===== SUPPLIED RECORDS
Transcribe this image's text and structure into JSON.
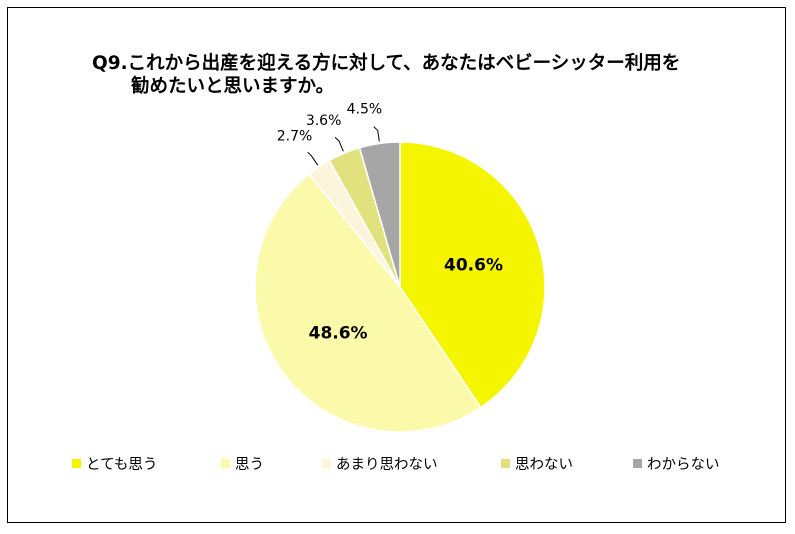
{
  "title_line1": "Q9.これから出産を迎える方に対して、あなたはベビーシッター利用を",
  "title_line2": "勧めたいと思いますか。",
  "chart_data": {
    "type": "pie",
    "categories": [
      "とても思う",
      "思う",
      "あまり思わない",
      "思わない",
      "わからない"
    ],
    "values": [
      40.6,
      48.6,
      2.7,
      3.6,
      4.5
    ],
    "labels": [
      "40.6%",
      "48.6%",
      "2.7%",
      "3.6%",
      "4.5%"
    ],
    "colors": [
      "#f5f500",
      "#fafaaa",
      "#fcf5dc",
      "#e1e17d",
      "#a6a6a6"
    ],
    "start_angle": "12 o'clock",
    "direction": "clockwise",
    "legend_position": "bottom"
  }
}
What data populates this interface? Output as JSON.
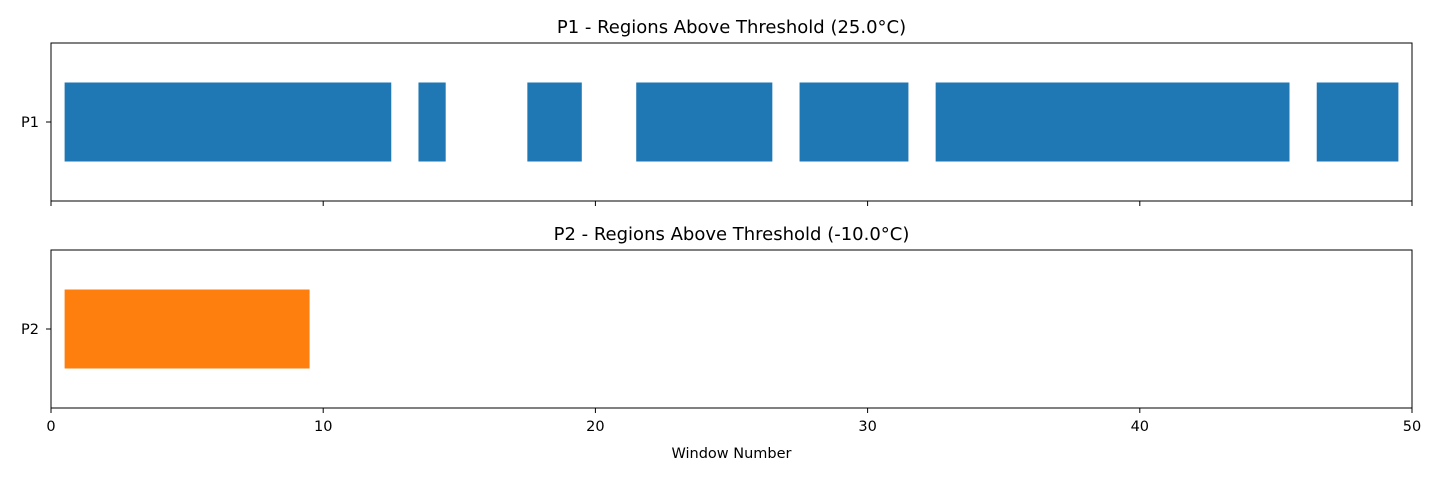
{
  "chart_data": [
    {
      "type": "bar",
      "orientation": "horizontal-ranges",
      "title": "P1 - Regions Above Threshold (25.0°C)",
      "category": "P1",
      "color": "#1f77b4",
      "xlim": [
        0,
        50
      ],
      "xticks": [
        0,
        10,
        20,
        30,
        40,
        50
      ],
      "show_xtick_labels": false,
      "xlabel": "",
      "ranges": [
        {
          "start": 0.5,
          "end": 12.5
        },
        {
          "start": 13.5,
          "end": 14.5
        },
        {
          "start": 17.5,
          "end": 19.5
        },
        {
          "start": 21.5,
          "end": 26.5
        },
        {
          "start": 27.5,
          "end": 31.5
        },
        {
          "start": 32.5,
          "end": 45.5
        },
        {
          "start": 46.5,
          "end": 49.5
        }
      ]
    },
    {
      "type": "bar",
      "orientation": "horizontal-ranges",
      "title": "P2 - Regions Above Threshold (-10.0°C)",
      "category": "P2",
      "color": "#ff7f0e",
      "xlim": [
        0,
        50
      ],
      "xticks": [
        0,
        10,
        20,
        30,
        40,
        50
      ],
      "show_xtick_labels": true,
      "xlabel": "Window Number",
      "ranges": [
        {
          "start": 0.5,
          "end": 9.5
        }
      ]
    }
  ]
}
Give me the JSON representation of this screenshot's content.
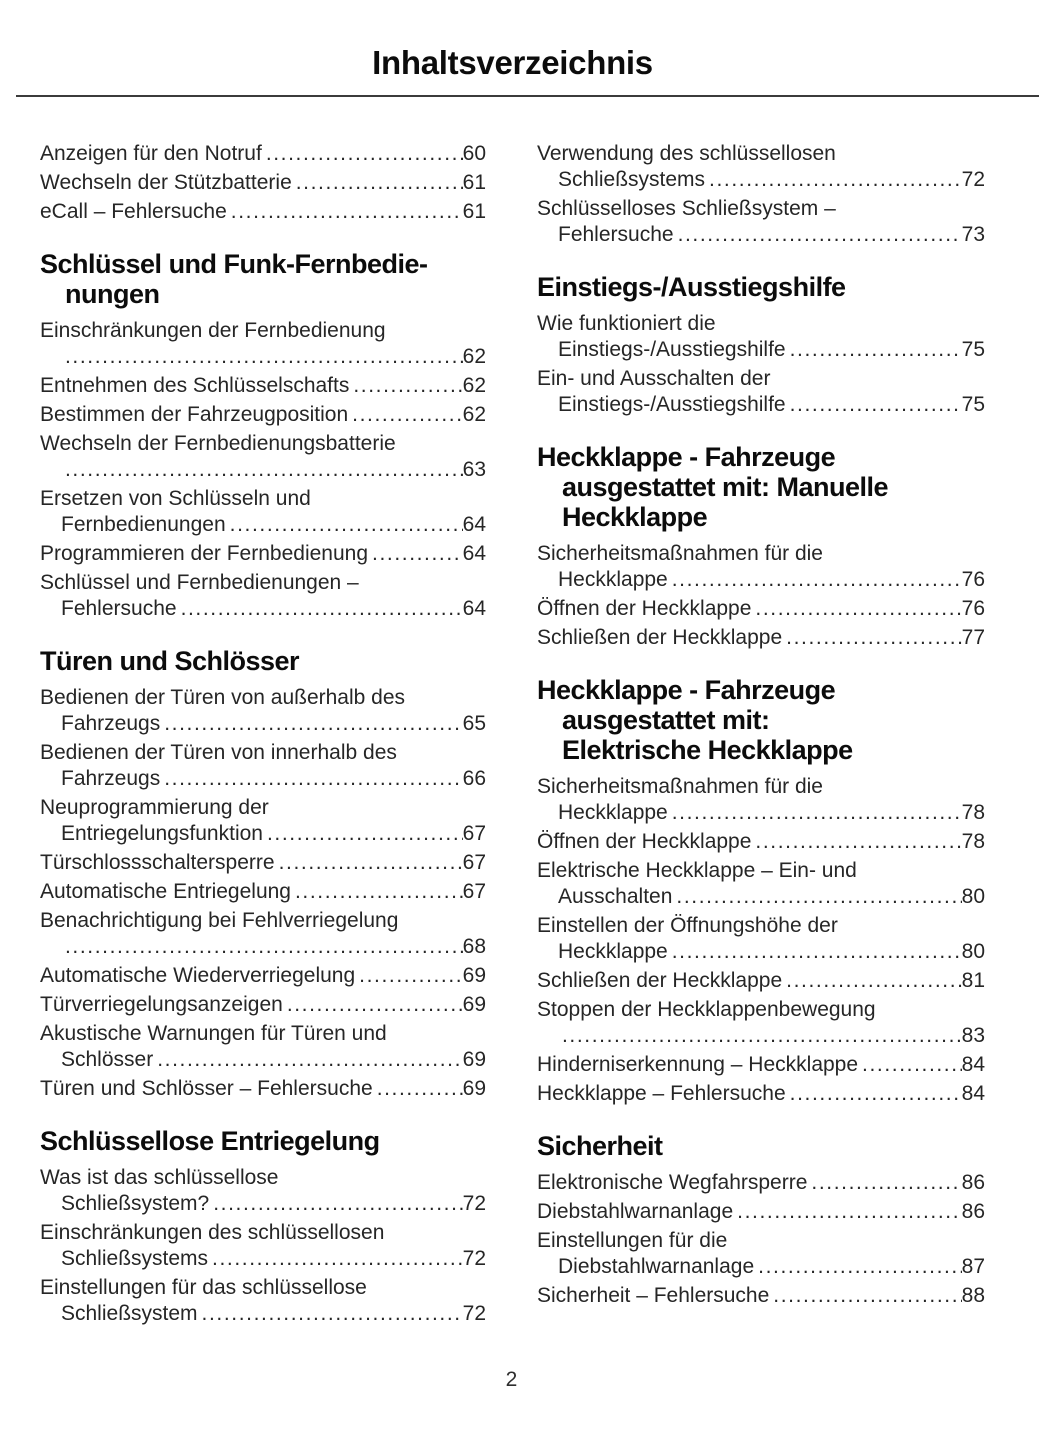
{
  "document": {
    "title": "Inhaltsverzeichnis",
    "footer_page_number": "2"
  },
  "colors": {
    "background": "#ffffff",
    "text": "#262626",
    "heading": "#0c0c0c",
    "rule": "#3b3b3b"
  },
  "columns": [
    {
      "side": "left",
      "blocks": [
        {
          "type": "entry",
          "line1": "Anzeigen für den Notruf",
          "page": "60"
        },
        {
          "type": "entry",
          "line1": "Wechseln der Stützbatterie",
          "page": "61"
        },
        {
          "type": "entry",
          "line1": "eCall – Fehlersuche",
          "page": "61"
        },
        {
          "type": "heading",
          "lines": [
            "Schlüssel und Funk-Fernbedie-",
            "nungen"
          ]
        },
        {
          "type": "entry",
          "line1": "Einschränkungen der Fernbedienung",
          "line2": "",
          "page": "62"
        },
        {
          "type": "entry",
          "line1": "Entnehmen des Schlüsselschafts",
          "page": "62"
        },
        {
          "type": "entry",
          "line1": "Bestimmen der Fahrzeugposition",
          "page": "62"
        },
        {
          "type": "entry",
          "line1": "Wechseln der Fernbedienungsbatterie",
          "line2": "",
          "page": "63"
        },
        {
          "type": "entry",
          "line1": "Ersetzen von Schlüsseln und",
          "line2": "Fernbedienungen",
          "page": "64"
        },
        {
          "type": "entry",
          "line1": "Programmieren der Fernbedienung",
          "page": "64"
        },
        {
          "type": "entry",
          "line1": "Schlüssel und Fernbedienungen –",
          "line2": "Fehlersuche",
          "page": "64"
        },
        {
          "type": "heading",
          "lines": [
            "Türen und Schlösser"
          ]
        },
        {
          "type": "entry",
          "line1": "Bedienen der Türen von außerhalb des",
          "line2": "Fahrzeugs",
          "page": "65"
        },
        {
          "type": "entry",
          "line1": "Bedienen der Türen von innerhalb des",
          "line2": "Fahrzeugs",
          "page": "66"
        },
        {
          "type": "entry",
          "line1": "Neuprogrammierung der",
          "line2": "Entriegelungsfunktion",
          "page": "67"
        },
        {
          "type": "entry",
          "line1": "Türschlossschaltersperre",
          "page": "67"
        },
        {
          "type": "entry",
          "line1": "Automatische Entriegelung",
          "page": "67"
        },
        {
          "type": "entry",
          "line1": "Benachrichtigung bei Fehlverriegelung",
          "line2": "",
          "page": "68"
        },
        {
          "type": "entry",
          "line1": "Automatische Wiederverriegelung",
          "page": "69"
        },
        {
          "type": "entry",
          "line1": "Türverriegelungsanzeigen",
          "page": "69"
        },
        {
          "type": "entry",
          "line1": "Akustische Warnungen für Türen und",
          "line2": "Schlösser",
          "page": "69"
        },
        {
          "type": "entry",
          "line1": "Türen und Schlösser – Fehlersuche",
          "page": "69"
        },
        {
          "type": "heading",
          "lines": [
            "Schlüssellose Entriegelung"
          ]
        },
        {
          "type": "entry",
          "line1": "Was ist das schlüssellose",
          "line2": "Schließsystem?",
          "page": "72"
        },
        {
          "type": "entry",
          "line1": "Einschränkungen des schlüssellosen",
          "line2": "Schließsystems",
          "page": "72"
        },
        {
          "type": "entry",
          "line1": "Einstellungen für das schlüssellose",
          "line2": "Schließsystem",
          "page": "72"
        }
      ]
    },
    {
      "side": "right",
      "blocks": [
        {
          "type": "entry",
          "line1": "Verwendung des schlüssellosen",
          "line2": "Schließsystems",
          "page": "72"
        },
        {
          "type": "entry",
          "line1": "Schlüsselloses Schließsystem –",
          "line2": "Fehlersuche",
          "page": "73"
        },
        {
          "type": "heading",
          "lines": [
            "Einstiegs-/Ausstiegshilfe"
          ]
        },
        {
          "type": "entry",
          "line1": "Wie funktioniert die",
          "line2": "Einstiegs-/Ausstiegshilfe",
          "page": "75"
        },
        {
          "type": "entry",
          "line1": "Ein- und Ausschalten der",
          "line2": "Einstiegs-/Ausstiegshilfe",
          "page": "75"
        },
        {
          "type": "heading",
          "lines": [
            "Heckklappe - Fahrzeuge",
            "ausgestattet mit: Manuelle",
            "Heckklappe"
          ]
        },
        {
          "type": "entry",
          "line1": "Sicherheitsmaßnahmen für die",
          "line2": "Heckklappe",
          "page": "76"
        },
        {
          "type": "entry",
          "line1": "Öffnen der Heckklappe",
          "page": "76"
        },
        {
          "type": "entry",
          "line1": "Schließen der Heckklappe",
          "page": "77"
        },
        {
          "type": "heading",
          "lines": [
            "Heckklappe - Fahrzeuge",
            "ausgestattet mit:",
            "Elektrische Heckklappe"
          ]
        },
        {
          "type": "entry",
          "line1": "Sicherheitsmaßnahmen für die",
          "line2": "Heckklappe",
          "page": "78"
        },
        {
          "type": "entry",
          "line1": "Öffnen der Heckklappe",
          "page": "78"
        },
        {
          "type": "entry",
          "line1": "Elektrische Heckklappe – Ein- und",
          "line2": "Ausschalten",
          "page": "80"
        },
        {
          "type": "entry",
          "line1": "Einstellen der Öffnungshöhe der",
          "line2": "Heckklappe",
          "page": "80"
        },
        {
          "type": "entry",
          "line1": "Schließen der Heckklappe",
          "page": "81"
        },
        {
          "type": "entry",
          "line1": "Stoppen der Heckklappenbewegung",
          "line2": "",
          "page": "83"
        },
        {
          "type": "entry",
          "line1": "Hinderniserkennung – Heckklappe",
          "page": "84"
        },
        {
          "type": "entry",
          "line1": "Heckklappe – Fehlersuche",
          "page": "84"
        },
        {
          "type": "heading",
          "lines": [
            "Sicherheit"
          ]
        },
        {
          "type": "entry",
          "line1": "Elektronische Wegfahrsperre",
          "page": "86"
        },
        {
          "type": "entry",
          "line1": "Diebstahlwarnanlage",
          "page": "86"
        },
        {
          "type": "entry",
          "line1": "Einstellungen für die",
          "line2": "Diebstahlwarnanlage",
          "page": "87"
        },
        {
          "type": "entry",
          "line1": "Sicherheit – Fehlersuche",
          "page": "88"
        }
      ]
    }
  ]
}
==========
WHAT TO DO
Return each line among the entries that holds the word "Wechseln".

ANSWER TO THE PROBLEM
          "line1": "Wechseln der Stützbatterie",
          "line1": "Wechseln der Fernbedienungsbatterie",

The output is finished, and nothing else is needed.